Extracted records:
* START *

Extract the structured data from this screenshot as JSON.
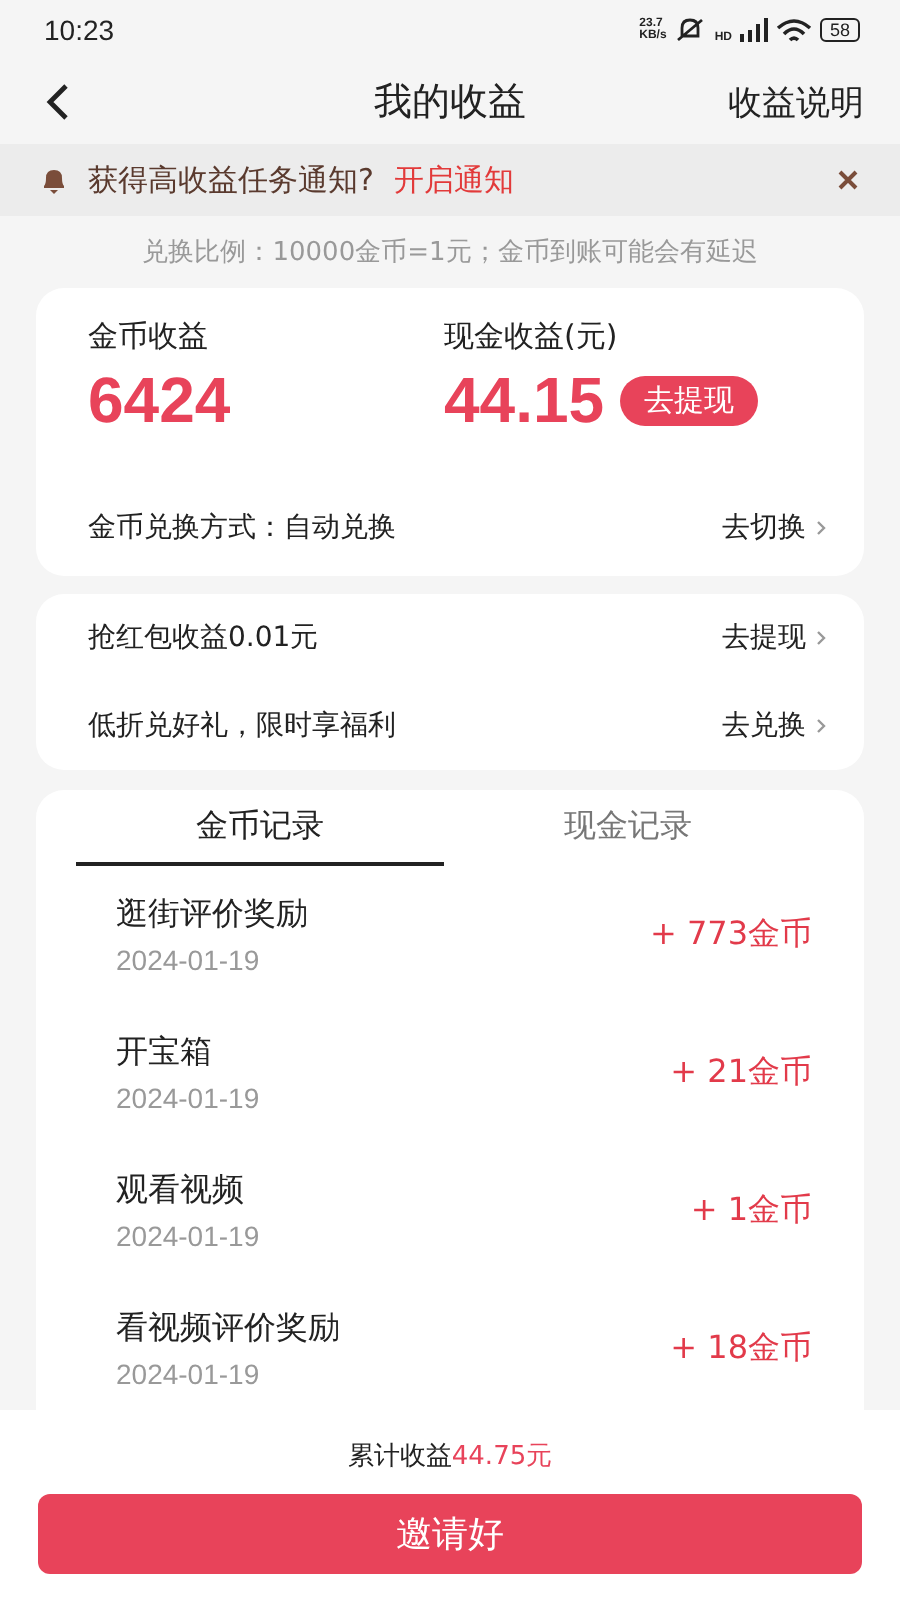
{
  "status_bar": {
    "time": "10:23",
    "speed_value": "23.7",
    "speed_unit": "KB/s",
    "network_label": "HD",
    "battery": "58"
  },
  "header": {
    "title": "我的收益",
    "action": "收益说明"
  },
  "notice": {
    "text": "获得高收益任务通知?",
    "link": "开启通知"
  },
  "ratio_note": "兑换比例：10000金币=1元；金币到账可能会有延迟",
  "earnings": {
    "coin_label": "金币收益",
    "coin_value": "6424",
    "cash_label": "现金收益(元)",
    "cash_value": "44.15",
    "withdraw_button": "去提现",
    "exchange_mode": "金币兑换方式：自动兑换",
    "exchange_action": "去切换"
  },
  "offers": [
    {
      "text": "抢红包收益0.01元",
      "action": "去提现"
    },
    {
      "text": "低折兑好礼，限时享福利",
      "action": "去兑换"
    }
  ],
  "tabs": [
    {
      "label": "金币记录",
      "selected": true
    },
    {
      "label": "现金记录",
      "selected": false
    }
  ],
  "records": [
    {
      "title": "逛街评价奖励",
      "date": "2024-01-19",
      "amount": "+ 773金币"
    },
    {
      "title": "开宝箱",
      "date": "2024-01-19",
      "amount": "+ 21金币"
    },
    {
      "title": "观看视频",
      "date": "2024-01-19",
      "amount": "+ 1金币"
    },
    {
      "title": "看视频评价奖励",
      "date": "2024-01-19",
      "amount": "+ 18金币"
    }
  ],
  "footer": {
    "total_label": "累计收益",
    "total_value": "44.75元",
    "invite_button": "邀请好"
  }
}
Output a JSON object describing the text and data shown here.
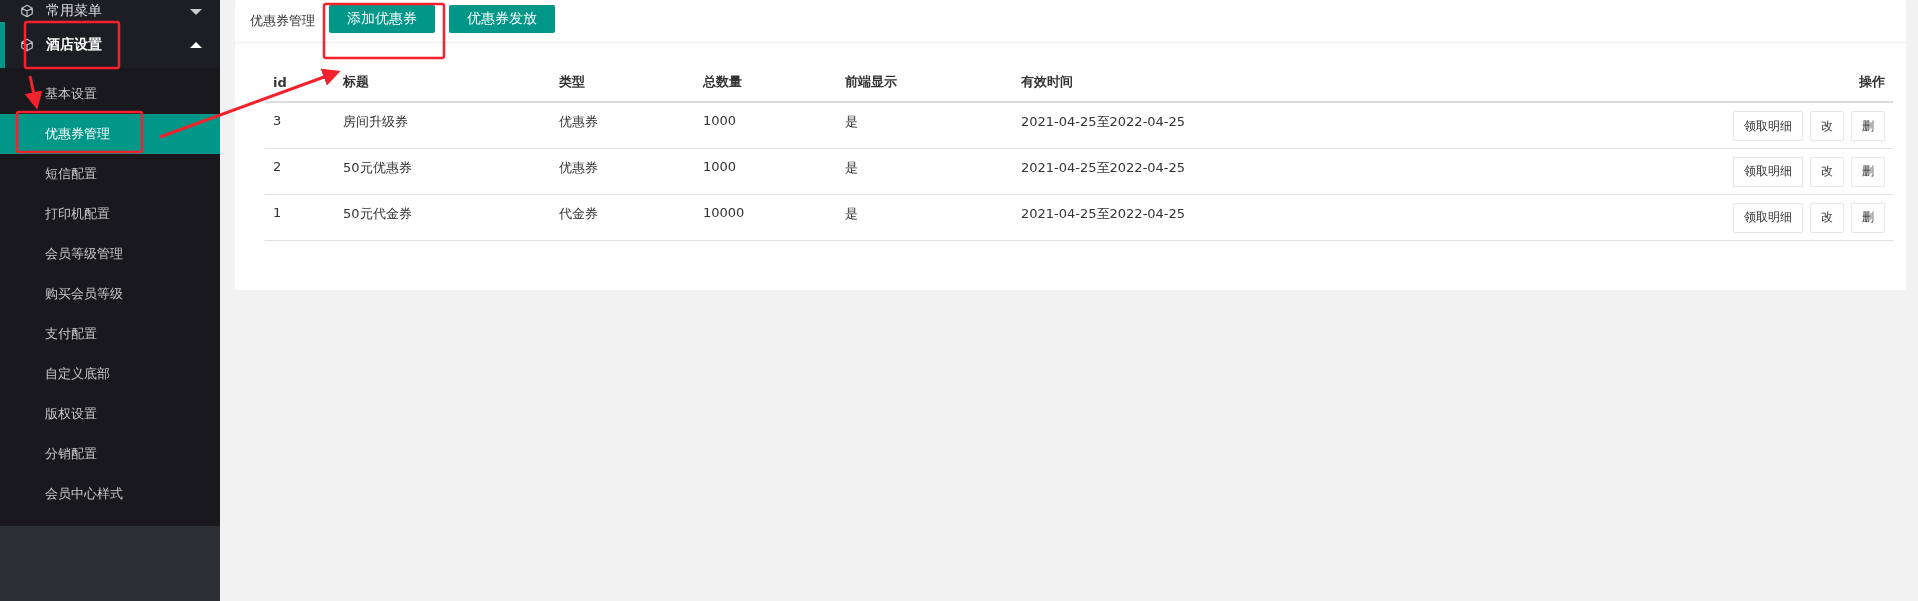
{
  "sidebar": {
    "menus": [
      {
        "label": "常用菜单",
        "expanded": false
      },
      {
        "label": "酒店设置",
        "expanded": true,
        "children": [
          {
            "label": "基本设置",
            "selected": false
          },
          {
            "label": "优惠券管理",
            "selected": true
          },
          {
            "label": "短信配置",
            "selected": false
          },
          {
            "label": "打印机配置",
            "selected": false
          },
          {
            "label": "会员等级管理",
            "selected": false
          },
          {
            "label": "购买会员等级",
            "selected": false
          },
          {
            "label": "支付配置",
            "selected": false
          },
          {
            "label": "自定义底部",
            "selected": false
          },
          {
            "label": "版权设置",
            "selected": false
          },
          {
            "label": "分销配置",
            "selected": false
          },
          {
            "label": "会员中心样式",
            "selected": false
          }
        ]
      }
    ]
  },
  "header": {
    "title": "优惠券管理",
    "buttons": [
      "添加优惠券",
      "优惠券发放"
    ]
  },
  "table": {
    "columns": [
      "id",
      "标题",
      "类型",
      "总数量",
      "前端显示",
      "有效时间",
      "操作"
    ],
    "rows": [
      {
        "cells": [
          "3",
          "房间升级券",
          "优惠券",
          "1000",
          "是",
          "2021-04-25至2022-04-25"
        ],
        "actions": [
          "领取明细",
          "改",
          "删"
        ]
      },
      {
        "cells": [
          "2",
          "50元优惠券",
          "优惠券",
          "1000",
          "是",
          "2021-04-25至2022-04-25"
        ],
        "actions": [
          "领取明细",
          "改",
          "删"
        ]
      },
      {
        "cells": [
          "1",
          "50元代金券",
          "代金券",
          "10000",
          "是",
          "2021-04-25至2022-04-25"
        ],
        "actions": [
          "领取明细",
          "改",
          "删"
        ]
      }
    ]
  }
}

* END *

* **Work instructions**: Reproduce each record above by retyping it exactly; omit all images.

* **Result of this task**:
Extract the structured data from this screenshot as JSON.
{
  "status_bar": {
    "time": "10:23",
    "speed_value": "23.7",
    "speed_unit": "KB/s",
    "network_label": "HD",
    "battery": "58"
  },
  "header": {
    "title": "我的收益",
    "action": "收益说明"
  },
  "notice": {
    "text": "获得高收益任务通知?",
    "link": "开启通知"
  },
  "ratio_note": "兑换比例：10000金币=1元；金币到账可能会有延迟",
  "earnings": {
    "coin_label": "金币收益",
    "coin_value": "6424",
    "cash_label": "现金收益(元)",
    "cash_value": "44.15",
    "withdraw_button": "去提现",
    "exchange_mode": "金币兑换方式：自动兑换",
    "exchange_action": "去切换"
  },
  "offers": [
    {
      "text": "抢红包收益0.01元",
      "action": "去提现"
    },
    {
      "text": "低折兑好礼，限时享福利",
      "action": "去兑换"
    }
  ],
  "tabs": [
    {
      "label": "金币记录",
      "selected": true
    },
    {
      "label": "现金记录",
      "selected": false
    }
  ],
  "records": [
    {
      "title": "逛街评价奖励",
      "date": "2024-01-19",
      "amount": "+ 773金币"
    },
    {
      "title": "开宝箱",
      "date": "2024-01-19",
      "amount": "+ 21金币"
    },
    {
      "title": "观看视频",
      "date": "2024-01-19",
      "amount": "+ 1金币"
    },
    {
      "title": "看视频评价奖励",
      "date": "2024-01-19",
      "amount": "+ 18金币"
    }
  ],
  "footer": {
    "total_label": "累计收益",
    "total_value": "44.75元",
    "invite_button": "邀请好"
  }
}
Output a JSON object describing the text and data shown here.
{
  "sidebar": {
    "menus": [
      {
        "label": "常用菜单",
        "expanded": false
      },
      {
        "label": "酒店设置",
        "expanded": true,
        "children": [
          {
            "label": "基本设置",
            "selected": false
          },
          {
            "label": "优惠券管理",
            "selected": true
          },
          {
            "label": "短信配置",
            "selected": false
          },
          {
            "label": "打印机配置",
            "selected": false
          },
          {
            "label": "会员等级管理",
            "selected": false
          },
          {
            "label": "购买会员等级",
            "selected": false
          },
          {
            "label": "支付配置",
            "selected": false
          },
          {
            "label": "自定义底部",
            "selected": false
          },
          {
            "label": "版权设置",
            "selected": false
          },
          {
            "label": "分销配置",
            "selected": false
          },
          {
            "label": "会员中心样式",
            "selected": false
          }
        ]
      }
    ]
  },
  "header": {
    "title": "优惠券管理",
    "buttons": [
      "添加优惠券",
      "优惠券发放"
    ]
  },
  "table": {
    "columns": [
      "id",
      "标题",
      "类型",
      "总数量",
      "前端显示",
      "有效时间",
      "操作"
    ],
    "rows": [
      {
        "cells": [
          "3",
          "房间升级券",
          "优惠券",
          "1000",
          "是",
          "2021-04-25至2022-04-25"
        ],
        "actions": [
          "领取明细",
          "改",
          "删"
        ]
      },
      {
        "cells": [
          "2",
          "50元优惠券",
          "优惠券",
          "1000",
          "是",
          "2021-04-25至2022-04-25"
        ],
        "actions": [
          "领取明细",
          "改",
          "删"
        ]
      },
      {
        "cells": [
          "1",
          "50元代金券",
          "代金券",
          "10000",
          "是",
          "2021-04-25至2022-04-25"
        ],
        "actions": [
          "领取明细",
          "改",
          "删"
        ]
      }
    ]
  }
}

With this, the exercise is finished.